* Job *
Each entry below should be echoed exactly, with pictures omitted.

* Exercise input *
"""
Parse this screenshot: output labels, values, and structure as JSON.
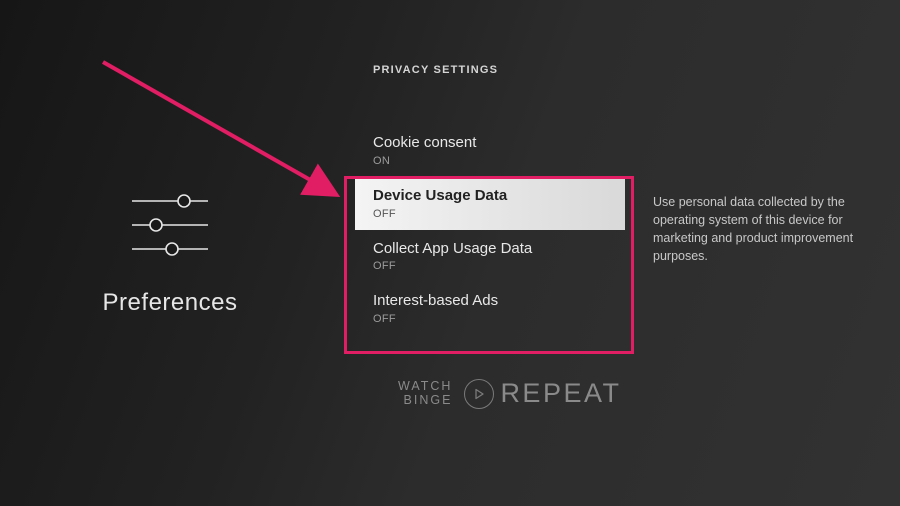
{
  "left_panel": {
    "title": "Preferences",
    "icon_name": "sliders-icon"
  },
  "section_heading": "PRIVACY SETTINGS",
  "items": [
    {
      "label": "Cookie consent",
      "value": "ON",
      "selected": false
    },
    {
      "label": "Device Usage Data",
      "value": "OFF",
      "selected": true
    },
    {
      "label": "Collect App Usage Data",
      "value": "OFF",
      "selected": false
    },
    {
      "label": "Interest-based Ads",
      "value": "OFF",
      "selected": false
    }
  ],
  "description": "Use personal data collected by the operating system of this device for marketing and product improvement purposes.",
  "annotation": {
    "arrow_color": "#e11d63",
    "highlight_color": "#e11d63"
  },
  "watermark": {
    "line1": "WATCH",
    "line2": "BINGE",
    "right": "REPEAT"
  }
}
"""
* Output of the exercise *
Parse this screenshot: output labels, values, and structure as JSON.
{
  "left_panel": {
    "title": "Preferences",
    "icon_name": "sliders-icon"
  },
  "section_heading": "PRIVACY SETTINGS",
  "items": [
    {
      "label": "Cookie consent",
      "value": "ON",
      "selected": false
    },
    {
      "label": "Device Usage Data",
      "value": "OFF",
      "selected": true
    },
    {
      "label": "Collect App Usage Data",
      "value": "OFF",
      "selected": false
    },
    {
      "label": "Interest-based Ads",
      "value": "OFF",
      "selected": false
    }
  ],
  "description": "Use personal data collected by the operating system of this device for marketing and product improvement purposes.",
  "annotation": {
    "arrow_color": "#e11d63",
    "highlight_color": "#e11d63"
  },
  "watermark": {
    "line1": "WATCH",
    "line2": "BINGE",
    "right": "REPEAT"
  }
}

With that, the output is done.